* [REQUIRED WORK]
Repeat word for word the lines of the material below, from the line with "Localize each UI" through the line with "legend-background [1610,76,1904,340]", including both of those lines.

* [RECORD EXTRACTS]
———

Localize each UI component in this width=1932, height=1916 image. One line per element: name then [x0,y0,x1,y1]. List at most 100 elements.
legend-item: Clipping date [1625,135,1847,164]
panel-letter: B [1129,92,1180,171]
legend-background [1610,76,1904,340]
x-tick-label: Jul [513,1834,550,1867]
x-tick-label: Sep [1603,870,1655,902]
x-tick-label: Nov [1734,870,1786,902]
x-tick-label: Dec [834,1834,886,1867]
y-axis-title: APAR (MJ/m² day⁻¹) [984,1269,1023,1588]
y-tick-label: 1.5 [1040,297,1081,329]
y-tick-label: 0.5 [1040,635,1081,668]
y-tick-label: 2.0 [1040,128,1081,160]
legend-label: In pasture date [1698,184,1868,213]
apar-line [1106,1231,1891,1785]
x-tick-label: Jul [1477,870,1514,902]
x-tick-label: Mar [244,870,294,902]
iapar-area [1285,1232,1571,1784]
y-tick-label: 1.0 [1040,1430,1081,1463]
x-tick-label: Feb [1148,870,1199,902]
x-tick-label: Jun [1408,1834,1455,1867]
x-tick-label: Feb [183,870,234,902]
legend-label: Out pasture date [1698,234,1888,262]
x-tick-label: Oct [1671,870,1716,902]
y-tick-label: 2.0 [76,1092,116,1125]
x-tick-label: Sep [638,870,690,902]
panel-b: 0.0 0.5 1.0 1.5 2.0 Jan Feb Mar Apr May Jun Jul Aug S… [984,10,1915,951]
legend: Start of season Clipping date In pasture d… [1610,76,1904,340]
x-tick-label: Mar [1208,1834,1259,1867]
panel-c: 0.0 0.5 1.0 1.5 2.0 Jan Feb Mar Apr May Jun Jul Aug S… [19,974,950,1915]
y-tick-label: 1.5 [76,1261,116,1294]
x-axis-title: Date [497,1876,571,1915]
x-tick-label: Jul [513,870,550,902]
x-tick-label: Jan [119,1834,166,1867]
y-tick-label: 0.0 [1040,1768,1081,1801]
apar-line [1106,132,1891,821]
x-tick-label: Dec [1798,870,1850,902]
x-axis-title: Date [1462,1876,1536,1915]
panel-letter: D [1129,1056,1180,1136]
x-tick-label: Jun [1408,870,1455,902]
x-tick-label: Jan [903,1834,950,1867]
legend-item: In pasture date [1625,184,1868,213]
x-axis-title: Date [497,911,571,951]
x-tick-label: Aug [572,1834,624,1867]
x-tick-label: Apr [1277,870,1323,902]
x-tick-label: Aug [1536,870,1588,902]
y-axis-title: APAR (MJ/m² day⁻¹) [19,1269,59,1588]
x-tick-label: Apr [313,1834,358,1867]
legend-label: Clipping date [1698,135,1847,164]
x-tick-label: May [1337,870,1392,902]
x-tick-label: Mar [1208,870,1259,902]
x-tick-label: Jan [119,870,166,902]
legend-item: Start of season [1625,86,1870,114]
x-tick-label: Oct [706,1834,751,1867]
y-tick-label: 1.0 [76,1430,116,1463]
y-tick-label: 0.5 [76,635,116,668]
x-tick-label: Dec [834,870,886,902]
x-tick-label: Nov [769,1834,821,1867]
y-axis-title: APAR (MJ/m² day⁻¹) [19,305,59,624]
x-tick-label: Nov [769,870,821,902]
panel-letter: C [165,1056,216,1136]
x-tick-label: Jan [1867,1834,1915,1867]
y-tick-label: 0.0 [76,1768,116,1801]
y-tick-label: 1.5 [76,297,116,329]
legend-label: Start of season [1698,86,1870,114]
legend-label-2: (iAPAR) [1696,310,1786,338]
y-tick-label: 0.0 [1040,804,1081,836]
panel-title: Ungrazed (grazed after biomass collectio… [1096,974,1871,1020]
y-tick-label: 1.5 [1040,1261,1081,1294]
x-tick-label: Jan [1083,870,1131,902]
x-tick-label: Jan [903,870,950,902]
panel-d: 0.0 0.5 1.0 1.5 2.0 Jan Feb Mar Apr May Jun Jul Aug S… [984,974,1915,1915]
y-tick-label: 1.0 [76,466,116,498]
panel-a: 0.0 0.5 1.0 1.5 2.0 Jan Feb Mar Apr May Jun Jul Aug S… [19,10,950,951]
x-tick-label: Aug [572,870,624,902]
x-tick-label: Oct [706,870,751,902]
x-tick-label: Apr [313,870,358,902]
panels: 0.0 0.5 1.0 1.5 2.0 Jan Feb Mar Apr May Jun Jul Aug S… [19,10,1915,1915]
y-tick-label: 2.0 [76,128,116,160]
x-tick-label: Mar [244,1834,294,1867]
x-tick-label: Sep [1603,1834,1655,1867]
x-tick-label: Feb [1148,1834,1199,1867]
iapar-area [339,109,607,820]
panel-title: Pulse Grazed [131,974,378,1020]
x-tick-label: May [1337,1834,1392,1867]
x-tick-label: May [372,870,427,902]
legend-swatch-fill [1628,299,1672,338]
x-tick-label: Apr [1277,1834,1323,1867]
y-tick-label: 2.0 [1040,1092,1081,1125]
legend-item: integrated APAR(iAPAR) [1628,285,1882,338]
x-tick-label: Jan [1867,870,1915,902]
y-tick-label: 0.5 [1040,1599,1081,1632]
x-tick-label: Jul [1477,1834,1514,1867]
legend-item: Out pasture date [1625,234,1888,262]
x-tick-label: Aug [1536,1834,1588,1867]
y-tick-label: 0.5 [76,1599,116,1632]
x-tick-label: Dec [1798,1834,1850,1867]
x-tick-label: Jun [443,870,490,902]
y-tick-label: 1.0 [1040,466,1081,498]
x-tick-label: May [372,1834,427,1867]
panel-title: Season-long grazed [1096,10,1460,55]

———

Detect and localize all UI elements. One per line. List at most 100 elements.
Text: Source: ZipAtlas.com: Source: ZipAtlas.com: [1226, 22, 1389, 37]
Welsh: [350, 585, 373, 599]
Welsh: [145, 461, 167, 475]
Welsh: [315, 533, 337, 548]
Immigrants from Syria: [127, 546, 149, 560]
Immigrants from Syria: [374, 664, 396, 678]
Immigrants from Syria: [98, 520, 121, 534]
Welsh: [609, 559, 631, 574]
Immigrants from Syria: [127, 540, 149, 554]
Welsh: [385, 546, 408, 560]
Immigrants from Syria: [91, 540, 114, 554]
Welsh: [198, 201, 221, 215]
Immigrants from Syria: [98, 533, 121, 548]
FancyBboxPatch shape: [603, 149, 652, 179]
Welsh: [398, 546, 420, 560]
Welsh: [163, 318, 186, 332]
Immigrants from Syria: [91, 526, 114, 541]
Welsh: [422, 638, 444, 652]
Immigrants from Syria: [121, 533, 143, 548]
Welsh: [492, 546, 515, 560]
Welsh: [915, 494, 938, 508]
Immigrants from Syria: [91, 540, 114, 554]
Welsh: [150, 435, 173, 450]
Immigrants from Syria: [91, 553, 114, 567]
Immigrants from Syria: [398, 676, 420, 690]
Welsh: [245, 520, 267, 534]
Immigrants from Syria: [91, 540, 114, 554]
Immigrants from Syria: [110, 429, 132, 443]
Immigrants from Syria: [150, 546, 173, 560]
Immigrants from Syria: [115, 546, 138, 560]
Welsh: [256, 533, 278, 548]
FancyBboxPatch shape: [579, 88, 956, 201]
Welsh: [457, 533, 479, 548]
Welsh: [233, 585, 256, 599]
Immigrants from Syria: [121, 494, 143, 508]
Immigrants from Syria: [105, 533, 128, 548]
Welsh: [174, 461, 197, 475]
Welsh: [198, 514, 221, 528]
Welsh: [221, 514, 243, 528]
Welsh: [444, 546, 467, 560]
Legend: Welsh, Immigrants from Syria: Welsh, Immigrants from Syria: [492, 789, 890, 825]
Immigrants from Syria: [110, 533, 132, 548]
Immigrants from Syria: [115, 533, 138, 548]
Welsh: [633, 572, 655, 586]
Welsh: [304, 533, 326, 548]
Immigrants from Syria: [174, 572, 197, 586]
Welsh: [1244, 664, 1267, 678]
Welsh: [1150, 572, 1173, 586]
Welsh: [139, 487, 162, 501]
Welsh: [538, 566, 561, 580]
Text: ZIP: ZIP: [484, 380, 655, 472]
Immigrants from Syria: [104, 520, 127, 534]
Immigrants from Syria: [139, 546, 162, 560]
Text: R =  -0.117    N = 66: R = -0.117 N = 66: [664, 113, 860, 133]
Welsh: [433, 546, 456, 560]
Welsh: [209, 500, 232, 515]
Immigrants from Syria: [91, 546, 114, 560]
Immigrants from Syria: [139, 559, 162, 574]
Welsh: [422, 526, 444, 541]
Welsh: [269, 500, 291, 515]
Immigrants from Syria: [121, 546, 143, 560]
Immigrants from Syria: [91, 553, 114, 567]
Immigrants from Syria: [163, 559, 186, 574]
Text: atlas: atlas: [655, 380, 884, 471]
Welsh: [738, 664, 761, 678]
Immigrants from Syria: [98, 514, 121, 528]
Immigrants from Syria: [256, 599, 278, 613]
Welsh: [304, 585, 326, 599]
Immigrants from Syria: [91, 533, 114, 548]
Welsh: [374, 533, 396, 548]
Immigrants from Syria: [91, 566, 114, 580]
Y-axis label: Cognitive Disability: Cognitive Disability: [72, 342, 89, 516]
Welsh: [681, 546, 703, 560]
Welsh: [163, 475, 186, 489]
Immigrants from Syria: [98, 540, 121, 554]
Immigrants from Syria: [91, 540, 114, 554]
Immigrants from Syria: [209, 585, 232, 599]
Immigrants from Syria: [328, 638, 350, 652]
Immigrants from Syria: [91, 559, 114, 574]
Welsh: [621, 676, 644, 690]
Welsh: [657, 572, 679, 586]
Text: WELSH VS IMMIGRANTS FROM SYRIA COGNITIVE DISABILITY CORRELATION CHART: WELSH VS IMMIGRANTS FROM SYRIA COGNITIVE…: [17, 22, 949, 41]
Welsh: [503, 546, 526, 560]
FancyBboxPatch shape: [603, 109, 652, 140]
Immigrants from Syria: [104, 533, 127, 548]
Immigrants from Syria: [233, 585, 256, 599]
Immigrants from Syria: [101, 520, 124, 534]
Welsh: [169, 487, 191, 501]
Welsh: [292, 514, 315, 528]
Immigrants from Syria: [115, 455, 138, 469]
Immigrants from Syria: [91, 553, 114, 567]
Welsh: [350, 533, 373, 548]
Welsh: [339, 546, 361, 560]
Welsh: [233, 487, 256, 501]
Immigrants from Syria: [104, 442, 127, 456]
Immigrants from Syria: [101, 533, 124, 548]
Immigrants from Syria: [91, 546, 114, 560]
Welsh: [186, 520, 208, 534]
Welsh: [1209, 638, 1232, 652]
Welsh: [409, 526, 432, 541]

———

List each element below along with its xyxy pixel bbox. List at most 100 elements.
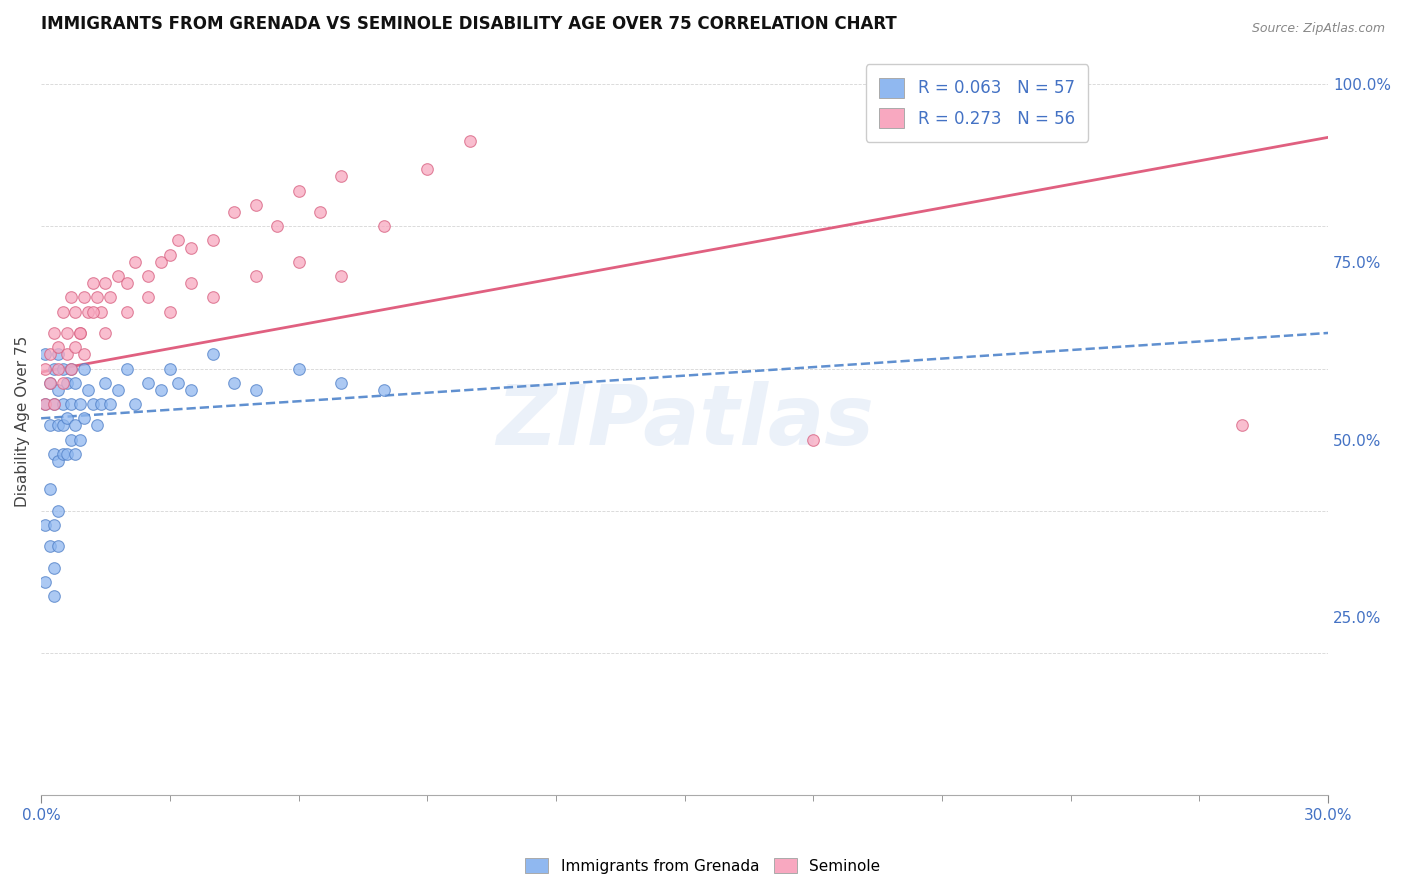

———

* [REPLY TO THE EXERCISE]
Localize each UI component in this width=1932, height=1916 image. One line per element: name then [x0,y0,x1,y1]. List at most 100 elements.
legend-item: Clipping date [1625,135,1847,164]
panel-letter: B [1129,92,1180,171]
legend-background [1610,76,1904,340]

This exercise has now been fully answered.